» **SOURCE DATA**
* * *

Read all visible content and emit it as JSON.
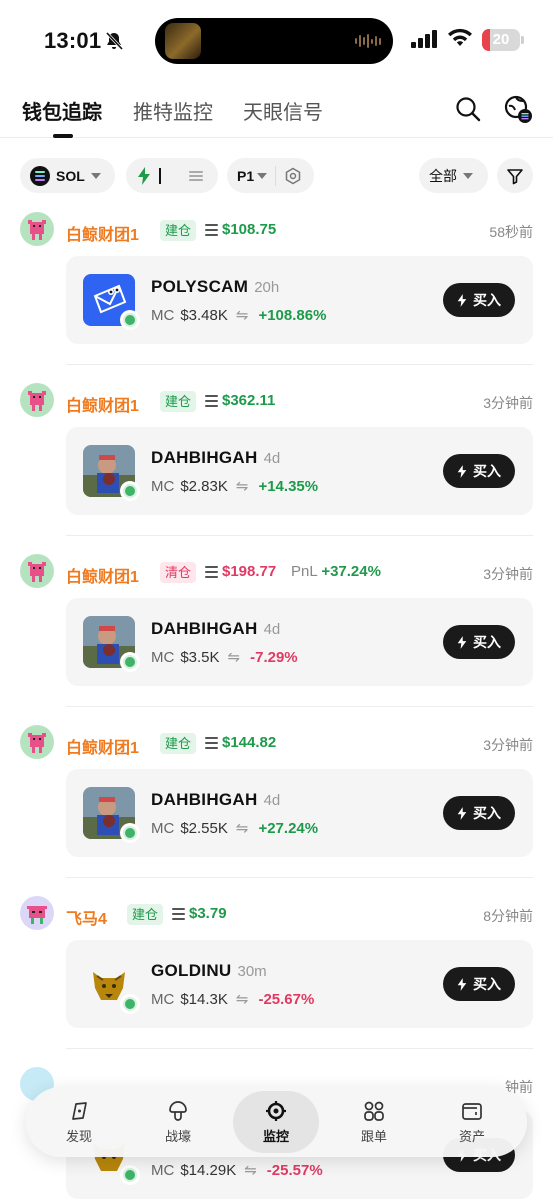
{
  "status_bar": {
    "time": "13:01",
    "battery": "20"
  },
  "tabs": [
    {
      "label": "钱包追踪"
    },
    {
      "label": "推特监控"
    },
    {
      "label": "天眼信号"
    }
  ],
  "filters": {
    "chain": "SOL",
    "page": "P1",
    "scope": "全部"
  },
  "feed": [
    {
      "wallet": "白鲸财团1",
      "action": "建仓",
      "amount": "$108.75",
      "pnl_label": "",
      "pnl": "",
      "time": "58秒前",
      "token": {
        "name": "POLYSCAM",
        "age": "20h",
        "mc_label": "MC",
        "mc": "$3.48K",
        "change": "+108.86%"
      },
      "buy_label": "买入"
    },
    {
      "wallet": "白鲸财团1",
      "action": "建仓",
      "amount": "$362.11",
      "pnl_label": "",
      "pnl": "",
      "time": "3分钟前",
      "token": {
        "name": "DAHBIHGAH",
        "age": "4d",
        "mc_label": "MC",
        "mc": "$2.83K",
        "change": "+14.35%"
      },
      "buy_label": "买入"
    },
    {
      "wallet": "白鲸财团1",
      "action": "清仓",
      "amount": "$198.77",
      "pnl_label": "PnL",
      "pnl": "+37.24%",
      "time": "3分钟前",
      "token": {
        "name": "DAHBIHGAH",
        "age": "4d",
        "mc_label": "MC",
        "mc": "$3.5K",
        "change": "-7.29%"
      },
      "buy_label": "买入"
    },
    {
      "wallet": "白鲸财团1",
      "action": "建仓",
      "amount": "$144.82",
      "pnl_label": "",
      "pnl": "",
      "time": "3分钟前",
      "token": {
        "name": "DAHBIHGAH",
        "age": "4d",
        "mc_label": "MC",
        "mc": "$2.55K",
        "change": "+27.24%"
      },
      "buy_label": "买入"
    },
    {
      "wallet": "飞马4",
      "action": "建仓",
      "amount": "$3.79",
      "pnl_label": "",
      "pnl": "",
      "time": "8分钟前",
      "token": {
        "name": "GOLDINU",
        "age": "30m",
        "mc_label": "MC",
        "mc": "$14.3K",
        "change": "-25.67%"
      },
      "buy_label": "买入"
    },
    {
      "wallet": "",
      "action": "",
      "amount": "",
      "pnl_label": "",
      "pnl": "",
      "time": "钟前",
      "token": {
        "name": "",
        "age": "",
        "mc_label": "MC",
        "mc": "$14.29K",
        "change": "-25.57%"
      },
      "buy_label": "买入"
    }
  ],
  "bottom_nav": [
    {
      "label": "发现",
      "icon": "compass-icon"
    },
    {
      "label": "战壕",
      "icon": "mushroom-icon"
    },
    {
      "label": "监控",
      "icon": "target-icon"
    },
    {
      "label": "跟单",
      "icon": "grid-icon"
    },
    {
      "label": "资产",
      "icon": "wallet-icon"
    }
  ],
  "colors": {
    "wallet_name": "#f07a1e",
    "positive": "#1e9a4b",
    "negative": "#e03a63",
    "buy_button": "#1a1a1a"
  }
}
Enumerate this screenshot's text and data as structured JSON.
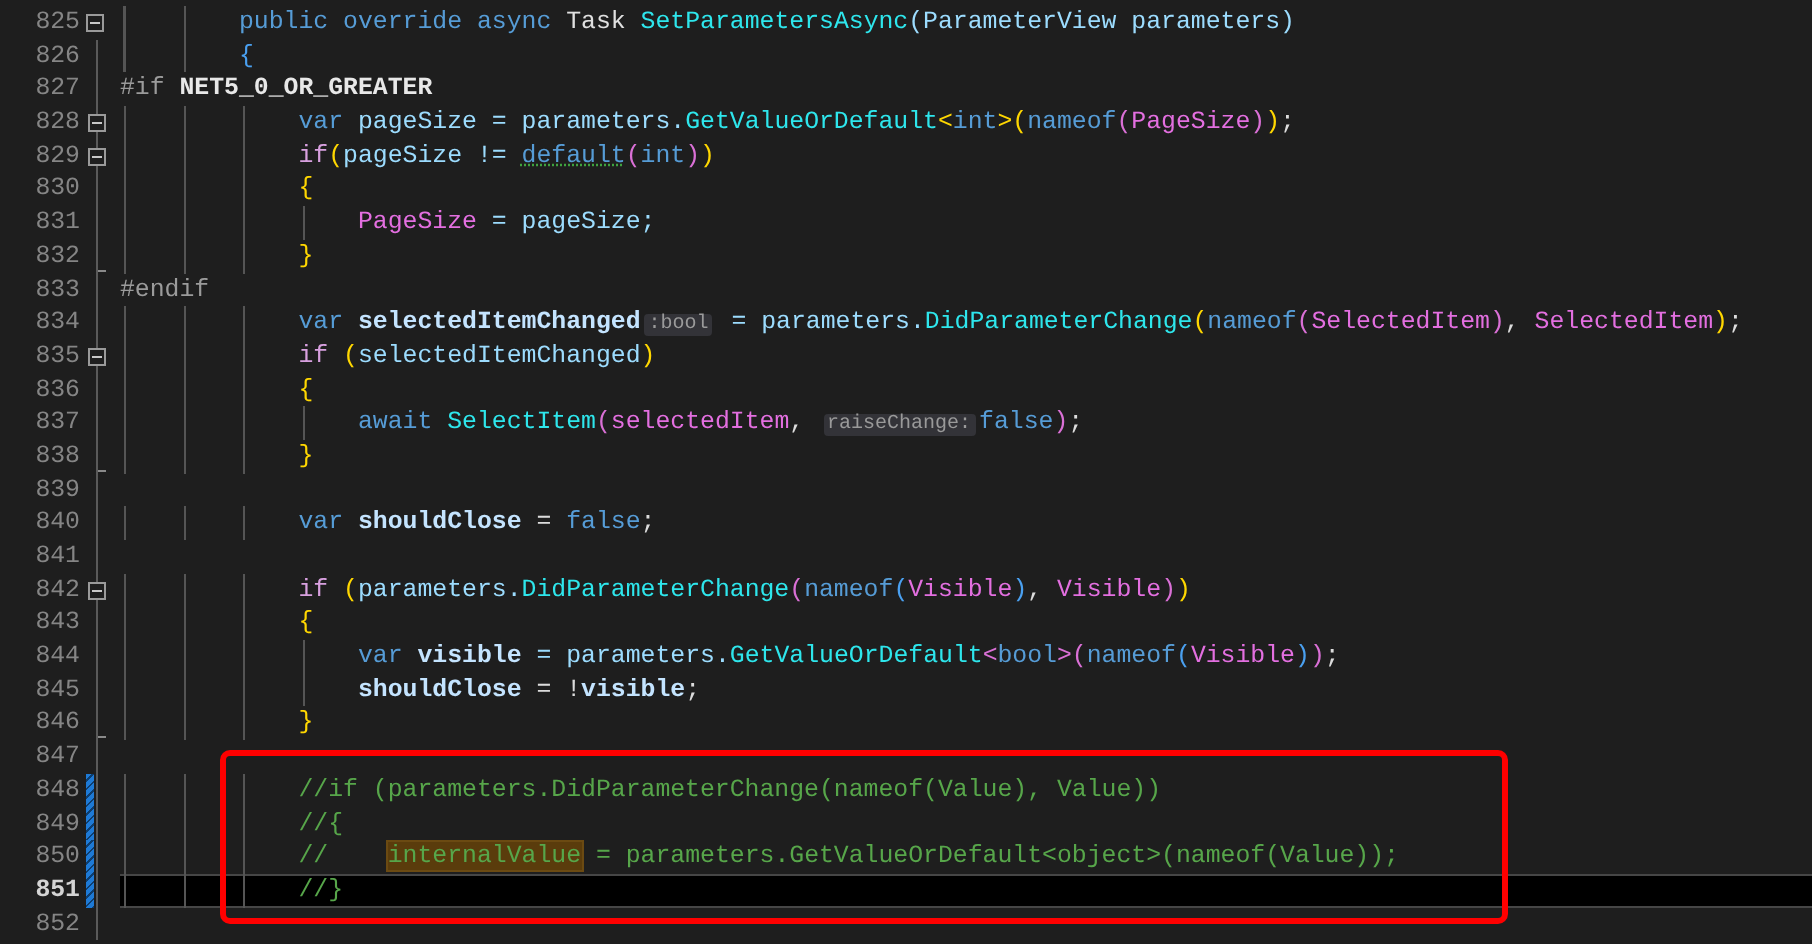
{
  "editor": {
    "lines": [
      {
        "number": "825",
        "collapsible": true,
        "block_end": false,
        "changed": false,
        "current": false,
        "boxed": false,
        "tokens": [
          {
            "text": "        public override async",
            "kind": "kw"
          },
          {
            "text": " Task ",
            "kind": "type"
          },
          {
            "text": "SetParametersAsync",
            "kind": "method"
          },
          {
            "text": "(ParameterView parameters)",
            "kind": "ident"
          }
        ]
      },
      {
        "number": "826",
        "collapsible": false,
        "block_end": false,
        "changed": false,
        "current": false,
        "boxed": false,
        "tokens": [
          {
            "text": "        {",
            "kind": "brace3"
          }
        ]
      },
      {
        "number": "827",
        "collapsible": false,
        "block_end": false,
        "changed": false,
        "current": false,
        "boxed": false,
        "tokens": [
          {
            "text": "#if",
            "kind": "pre"
          },
          {
            "text": " NET5_0_OR_GREATER",
            "kind": "symbol"
          }
        ]
      },
      {
        "number": "828",
        "collapsible": true,
        "block_end": false,
        "changed": false,
        "current": false,
        "boxed": false,
        "tokens": [
          {
            "text": "            var",
            "kind": "kw"
          },
          {
            "text": " pageSize = parameters.",
            "kind": "ident"
          },
          {
            "text": "GetValueOrDefault",
            "kind": "method"
          },
          {
            "text": "<",
            "kind": "brace1"
          },
          {
            "text": "int",
            "kind": "kw"
          },
          {
            "text": ">(",
            "kind": "brace1"
          },
          {
            "text": "nameof",
            "kind": "kw"
          },
          {
            "text": "(",
            "kind": "brace2"
          },
          {
            "text": "PageSize",
            "kind": "prop"
          },
          {
            "text": ")",
            "kind": "brace2"
          },
          {
            "text": ")",
            "kind": "brace1"
          },
          {
            "text": ";",
            "kind": "punct"
          }
        ]
      },
      {
        "number": "829",
        "collapsible": true,
        "block_end": false,
        "changed": false,
        "current": false,
        "boxed": false,
        "tokens": [
          {
            "text": "            if",
            "kind": "ctrl"
          },
          {
            "text": "(",
            "kind": "brace1"
          },
          {
            "text": "pageSize != ",
            "kind": "ident"
          },
          {
            "text": "default",
            "kind": "suggest"
          },
          {
            "text": "(",
            "kind": "brace2"
          },
          {
            "text": "int",
            "kind": "kw"
          },
          {
            "text": ")",
            "kind": "brace2"
          },
          {
            "text": ")",
            "kind": "brace1"
          }
        ]
      },
      {
        "number": "830",
        "collapsible": false,
        "block_end": false,
        "changed": false,
        "current": false,
        "boxed": false,
        "tokens": [
          {
            "text": "            {",
            "kind": "brace1"
          }
        ]
      },
      {
        "number": "831",
        "collapsible": false,
        "block_end": false,
        "changed": false,
        "current": false,
        "boxed": false,
        "tokens": [
          {
            "text": "                PageSize",
            "kind": "prop"
          },
          {
            "text": " = pageSize;",
            "kind": "ident"
          }
        ]
      },
      {
        "number": "832",
        "collapsible": false,
        "block_end": true,
        "changed": false,
        "current": false,
        "boxed": false,
        "tokens": [
          {
            "text": "            }",
            "kind": "brace1"
          }
        ]
      },
      {
        "number": "833",
        "collapsible": false,
        "block_end": false,
        "changed": false,
        "current": false,
        "boxed": false,
        "tokens": [
          {
            "text": "#endif",
            "kind": "pre"
          }
        ]
      },
      {
        "number": "834",
        "collapsible": false,
        "block_end": false,
        "changed": false,
        "current": false,
        "boxed": false,
        "tokens": [
          {
            "text": "            var",
            "kind": "kw"
          },
          {
            "text": " selectedItemChanged",
            "kind": "decl"
          },
          {
            "text": ":bool",
            "kind": "hint"
          },
          {
            "text": " = parameters.",
            "kind": "ident"
          },
          {
            "text": "DidParameterChange",
            "kind": "method"
          },
          {
            "text": "(",
            "kind": "brace1"
          },
          {
            "text": "nameof",
            "kind": "kw"
          },
          {
            "text": "(",
            "kind": "brace2"
          },
          {
            "text": "SelectedItem",
            "kind": "prop"
          },
          {
            "text": ")",
            "kind": "brace2"
          },
          {
            "text": ", ",
            "kind": "punct"
          },
          {
            "text": "SelectedItem",
            "kind": "prop"
          },
          {
            "text": ")",
            "kind": "brace1"
          },
          {
            "text": ";",
            "kind": "punct"
          }
        ]
      },
      {
        "number": "835",
        "collapsible": true,
        "block_end": false,
        "changed": false,
        "current": false,
        "boxed": false,
        "tokens": [
          {
            "text": "            if",
            "kind": "ctrl"
          },
          {
            "text": " (",
            "kind": "brace1"
          },
          {
            "text": "selectedItemChanged",
            "kind": "ident"
          },
          {
            "text": ")",
            "kind": "brace1"
          }
        ]
      },
      {
        "number": "836",
        "collapsible": false,
        "block_end": false,
        "changed": false,
        "current": false,
        "boxed": false,
        "tokens": [
          {
            "text": "            {",
            "kind": "brace1"
          }
        ]
      },
      {
        "number": "837",
        "collapsible": false,
        "block_end": false,
        "changed": false,
        "current": false,
        "boxed": false,
        "tokens": [
          {
            "text": "                await",
            "kind": "kw"
          },
          {
            "text": " SelectItem",
            "kind": "method"
          },
          {
            "text": "(",
            "kind": "brace2"
          },
          {
            "text": "selectedItem",
            "kind": "prop"
          },
          {
            "text": ", ",
            "kind": "punct"
          },
          {
            "text": "raiseChange:",
            "kind": "hint"
          },
          {
            "text": "false",
            "kind": "kw"
          },
          {
            "text": ")",
            "kind": "brace2"
          },
          {
            "text": ";",
            "kind": "punct"
          }
        ]
      },
      {
        "number": "838",
        "collapsible": false,
        "block_end": true,
        "changed": false,
        "current": false,
        "boxed": false,
        "tokens": [
          {
            "text": "            }",
            "kind": "brace1"
          }
        ]
      },
      {
        "number": "839",
        "collapsible": false,
        "block_end": false,
        "changed": false,
        "current": false,
        "boxed": false
      },
      {
        "number": "840",
        "collapsible": false,
        "block_end": false,
        "changed": false,
        "current": false,
        "boxed": false,
        "tokens": [
          {
            "text": "            var",
            "kind": "kw"
          },
          {
            "text": " shouldClose",
            "kind": "decl"
          },
          {
            "text": " = ",
            "kind": "punct"
          },
          {
            "text": "false",
            "kind": "kw"
          },
          {
            "text": ";",
            "kind": "punct"
          }
        ]
      },
      {
        "number": "841",
        "collapsible": false,
        "block_end": false,
        "changed": false,
        "current": false,
        "boxed": false
      },
      {
        "number": "842",
        "collapsible": true,
        "block_end": false,
        "changed": false,
        "current": false,
        "boxed": false,
        "tokens": [
          {
            "text": "            if",
            "kind": "ctrl"
          },
          {
            "text": " (",
            "kind": "brace1"
          },
          {
            "text": "parameters.",
            "kind": "ident"
          },
          {
            "text": "DidParameterChange",
            "kind": "method"
          },
          {
            "text": "(",
            "kind": "brace2"
          },
          {
            "text": "nameof",
            "kind": "kw"
          },
          {
            "text": "(",
            "kind": "brace3"
          },
          {
            "text": "Visible",
            "kind": "prop"
          },
          {
            "text": ")",
            "kind": "brace3"
          },
          {
            "text": ", ",
            "kind": "punct"
          },
          {
            "text": "Visible",
            "kind": "prop"
          },
          {
            "text": ")",
            "kind": "brace2"
          },
          {
            "text": ")",
            "kind": "brace1"
          }
        ]
      },
      {
        "number": "843",
        "collapsible": false,
        "block_end": false,
        "changed": false,
        "current": false,
        "boxed": false,
        "tokens": [
          {
            "text": "            {",
            "kind": "brace1"
          }
        ]
      },
      {
        "number": "844",
        "collapsible": false,
        "block_end": false,
        "changed": false,
        "current": false,
        "boxed": false,
        "tokens": [
          {
            "text": "                var",
            "kind": "kw"
          },
          {
            "text": " visible",
            "kind": "decl"
          },
          {
            "text": " = parameters.",
            "kind": "ident"
          },
          {
            "text": "GetValueOrDefault",
            "kind": "method"
          },
          {
            "text": "<",
            "kind": "brace2"
          },
          {
            "text": "bool",
            "kind": "kw"
          },
          {
            "text": ">(",
            "kind": "brace2"
          },
          {
            "text": "nameof",
            "kind": "kw"
          },
          {
            "text": "(",
            "kind": "brace3"
          },
          {
            "text": "Visible",
            "kind": "prop"
          },
          {
            "text": ")",
            "kind": "brace3"
          },
          {
            "text": ")",
            "kind": "brace2"
          },
          {
            "text": ";",
            "kind": "punct"
          }
        ]
      },
      {
        "number": "845",
        "collapsible": false,
        "block_end": false,
        "changed": false,
        "current": false,
        "boxed": false,
        "tokens": [
          {
            "text": "                shouldClose",
            "kind": "decl"
          },
          {
            "text": " = !",
            "kind": "punct"
          },
          {
            "text": "visible",
            "kind": "decl"
          },
          {
            "text": ";",
            "kind": "punct"
          }
        ]
      },
      {
        "number": "846",
        "collapsible": false,
        "block_end": true,
        "changed": false,
        "current": false,
        "boxed": false,
        "tokens": [
          {
            "text": "            }",
            "kind": "brace1"
          }
        ]
      },
      {
        "number": "847",
        "collapsible": false,
        "block_end": false,
        "changed": false,
        "current": false,
        "boxed": false
      },
      {
        "number": "848",
        "collapsible": false,
        "block_end": false,
        "changed": true,
        "current": false,
        "boxed": true,
        "tokens": [
          {
            "text": "            //if (parameters.DidParameterChange(nameof(Value), Value))",
            "kind": "comment"
          }
        ]
      },
      {
        "number": "849",
        "collapsible": false,
        "block_end": false,
        "changed": true,
        "current": false,
        "boxed": true,
        "tokens": [
          {
            "text": "            //{",
            "kind": "comment"
          }
        ]
      },
      {
        "number": "850",
        "collapsible": false,
        "block_end": false,
        "changed": true,
        "current": false,
        "boxed": true,
        "tokens": [
          {
            "text": "            //    ",
            "kind": "comment"
          },
          {
            "text": "internalValue",
            "kind": "marked"
          },
          {
            "text": " = parameters.GetValueOrDefault<object>(nameof(Value));",
            "kind": "comment"
          }
        ]
      },
      {
        "number": "851",
        "collapsible": false,
        "block_end": false,
        "changed": true,
        "current": true,
        "boxed": true,
        "tokens": [
          {
            "text": "            //}",
            "kind": "comment"
          }
        ]
      },
      {
        "number": "852",
        "collapsible": false,
        "block_end": false,
        "changed": false,
        "current": false,
        "boxed": false
      }
    ]
  }
}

* * *

Report how many lines in the data include the word "time", and give nothing but the count.

» **SOLUTION TO THIS TASK**
7